## TASK STATEMENT
In the listing below, pick out lines with "false".

## THE INPUT
━━━━━━━━━━
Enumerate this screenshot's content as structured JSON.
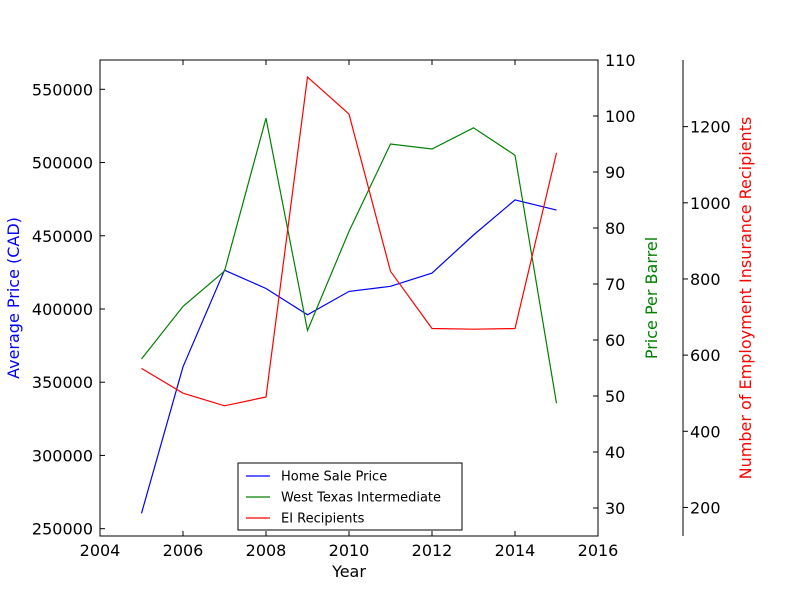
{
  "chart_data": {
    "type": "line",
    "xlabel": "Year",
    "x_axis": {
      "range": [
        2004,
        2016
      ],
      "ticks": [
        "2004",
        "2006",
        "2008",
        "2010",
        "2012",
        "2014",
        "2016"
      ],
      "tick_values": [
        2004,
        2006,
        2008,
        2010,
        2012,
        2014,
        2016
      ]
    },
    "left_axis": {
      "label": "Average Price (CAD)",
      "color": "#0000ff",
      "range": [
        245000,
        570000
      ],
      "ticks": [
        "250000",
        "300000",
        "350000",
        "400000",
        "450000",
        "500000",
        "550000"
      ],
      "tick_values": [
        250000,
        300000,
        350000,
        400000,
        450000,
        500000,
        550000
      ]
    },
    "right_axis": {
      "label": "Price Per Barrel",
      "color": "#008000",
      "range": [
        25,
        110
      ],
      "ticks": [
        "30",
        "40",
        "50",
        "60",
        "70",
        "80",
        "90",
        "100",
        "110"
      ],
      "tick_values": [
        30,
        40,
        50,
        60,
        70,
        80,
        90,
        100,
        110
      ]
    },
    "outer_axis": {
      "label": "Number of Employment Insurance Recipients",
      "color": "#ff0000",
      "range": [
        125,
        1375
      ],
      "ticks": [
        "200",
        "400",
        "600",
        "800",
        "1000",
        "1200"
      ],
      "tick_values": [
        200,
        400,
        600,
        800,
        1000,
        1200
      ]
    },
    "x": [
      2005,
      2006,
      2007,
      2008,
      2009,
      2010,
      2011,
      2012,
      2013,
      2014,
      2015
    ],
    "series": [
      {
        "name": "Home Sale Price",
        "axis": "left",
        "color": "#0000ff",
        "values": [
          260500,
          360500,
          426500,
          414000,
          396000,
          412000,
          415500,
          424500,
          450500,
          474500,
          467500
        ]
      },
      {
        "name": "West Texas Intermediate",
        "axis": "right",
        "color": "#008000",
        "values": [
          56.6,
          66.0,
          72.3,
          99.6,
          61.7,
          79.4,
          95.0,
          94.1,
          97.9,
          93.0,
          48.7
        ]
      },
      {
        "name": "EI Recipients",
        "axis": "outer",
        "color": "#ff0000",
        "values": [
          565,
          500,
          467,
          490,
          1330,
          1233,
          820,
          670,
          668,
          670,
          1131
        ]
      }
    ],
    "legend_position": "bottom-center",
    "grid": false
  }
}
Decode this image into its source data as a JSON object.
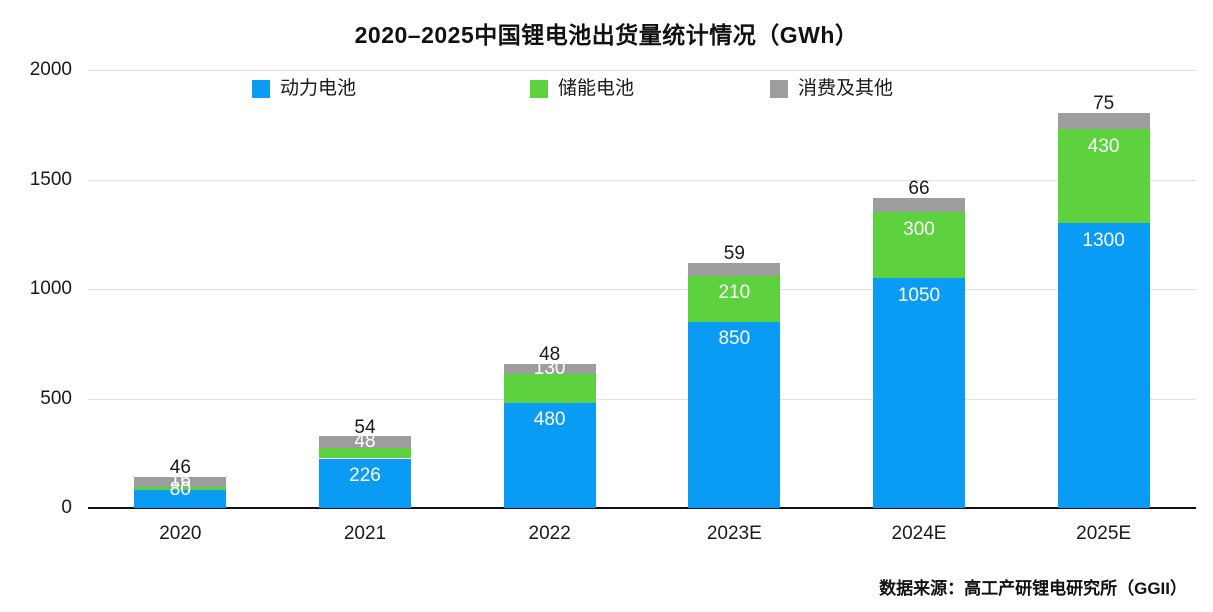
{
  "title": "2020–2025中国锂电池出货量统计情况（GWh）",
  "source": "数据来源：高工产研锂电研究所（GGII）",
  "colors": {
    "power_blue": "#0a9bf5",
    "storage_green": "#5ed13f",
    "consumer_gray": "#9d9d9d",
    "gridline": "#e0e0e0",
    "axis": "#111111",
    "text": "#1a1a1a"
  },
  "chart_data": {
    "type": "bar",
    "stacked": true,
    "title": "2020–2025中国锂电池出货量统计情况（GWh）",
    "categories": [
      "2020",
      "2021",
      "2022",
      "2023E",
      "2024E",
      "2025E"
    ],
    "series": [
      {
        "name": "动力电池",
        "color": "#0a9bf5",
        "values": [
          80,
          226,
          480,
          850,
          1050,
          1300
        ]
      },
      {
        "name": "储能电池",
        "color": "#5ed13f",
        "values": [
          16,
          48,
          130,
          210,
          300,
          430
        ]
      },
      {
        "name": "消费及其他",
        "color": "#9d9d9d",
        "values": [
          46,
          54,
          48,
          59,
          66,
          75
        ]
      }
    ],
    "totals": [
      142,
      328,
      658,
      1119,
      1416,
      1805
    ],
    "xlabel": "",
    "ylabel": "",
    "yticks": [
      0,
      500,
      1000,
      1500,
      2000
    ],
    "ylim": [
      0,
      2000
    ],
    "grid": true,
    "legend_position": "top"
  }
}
━━━━━━━━━━
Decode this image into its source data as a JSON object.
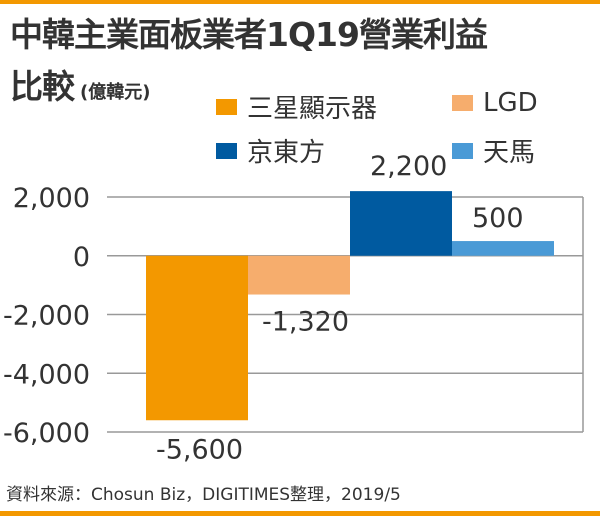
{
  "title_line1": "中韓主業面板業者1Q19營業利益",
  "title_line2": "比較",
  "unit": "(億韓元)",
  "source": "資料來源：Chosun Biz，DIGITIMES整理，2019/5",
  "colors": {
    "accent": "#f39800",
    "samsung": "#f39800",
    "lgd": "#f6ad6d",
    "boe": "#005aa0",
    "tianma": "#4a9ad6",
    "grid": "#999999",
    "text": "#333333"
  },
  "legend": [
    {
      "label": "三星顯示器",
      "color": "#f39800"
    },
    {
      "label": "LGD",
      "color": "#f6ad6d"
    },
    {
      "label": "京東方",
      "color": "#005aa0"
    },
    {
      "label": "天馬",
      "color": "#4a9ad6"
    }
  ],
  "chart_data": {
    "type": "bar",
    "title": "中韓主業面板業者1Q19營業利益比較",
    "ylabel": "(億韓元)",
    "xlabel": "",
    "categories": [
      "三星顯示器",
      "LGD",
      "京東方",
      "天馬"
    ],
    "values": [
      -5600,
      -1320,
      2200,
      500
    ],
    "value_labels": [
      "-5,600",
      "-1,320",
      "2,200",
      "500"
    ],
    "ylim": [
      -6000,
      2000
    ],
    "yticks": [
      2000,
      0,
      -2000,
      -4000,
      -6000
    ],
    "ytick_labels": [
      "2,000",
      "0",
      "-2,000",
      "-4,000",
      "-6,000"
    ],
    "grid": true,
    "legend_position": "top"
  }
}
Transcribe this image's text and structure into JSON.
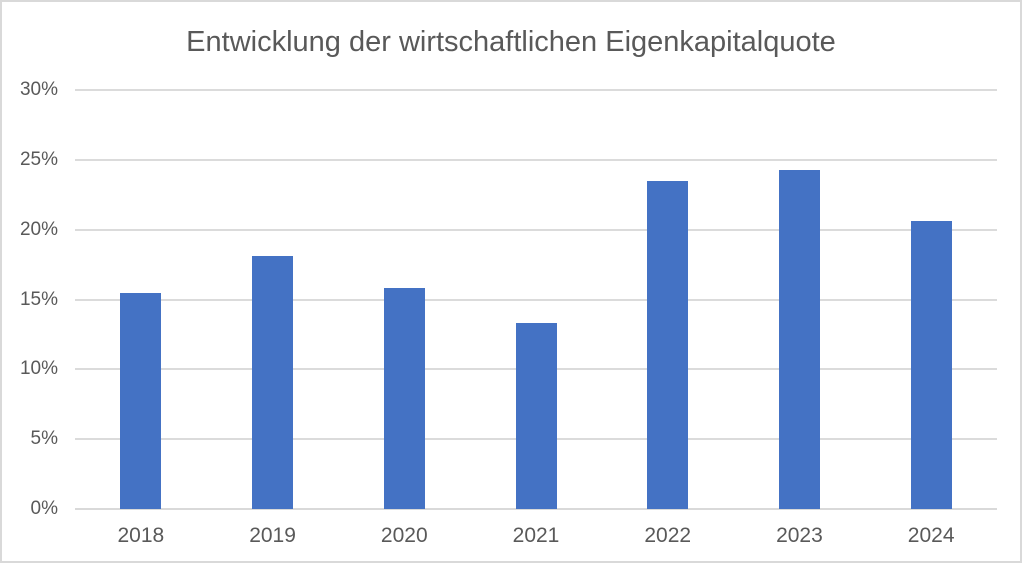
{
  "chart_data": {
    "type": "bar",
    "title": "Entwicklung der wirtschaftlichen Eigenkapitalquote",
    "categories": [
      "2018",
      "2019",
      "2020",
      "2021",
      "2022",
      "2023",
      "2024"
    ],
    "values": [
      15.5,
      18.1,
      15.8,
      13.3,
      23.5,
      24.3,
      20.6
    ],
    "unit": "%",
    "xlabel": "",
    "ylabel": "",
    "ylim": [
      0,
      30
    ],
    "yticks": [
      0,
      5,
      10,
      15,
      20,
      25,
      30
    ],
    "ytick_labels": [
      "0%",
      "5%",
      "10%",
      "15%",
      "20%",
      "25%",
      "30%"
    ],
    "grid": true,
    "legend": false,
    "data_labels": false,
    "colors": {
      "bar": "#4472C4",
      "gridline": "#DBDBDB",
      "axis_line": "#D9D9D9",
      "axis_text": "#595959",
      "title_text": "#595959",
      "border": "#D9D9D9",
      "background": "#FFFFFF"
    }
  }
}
━━━━━━━━━━
## RESPONSE TO THIS EXERCISE
    "grid": false
    "legend": false,
    "data_labels": false,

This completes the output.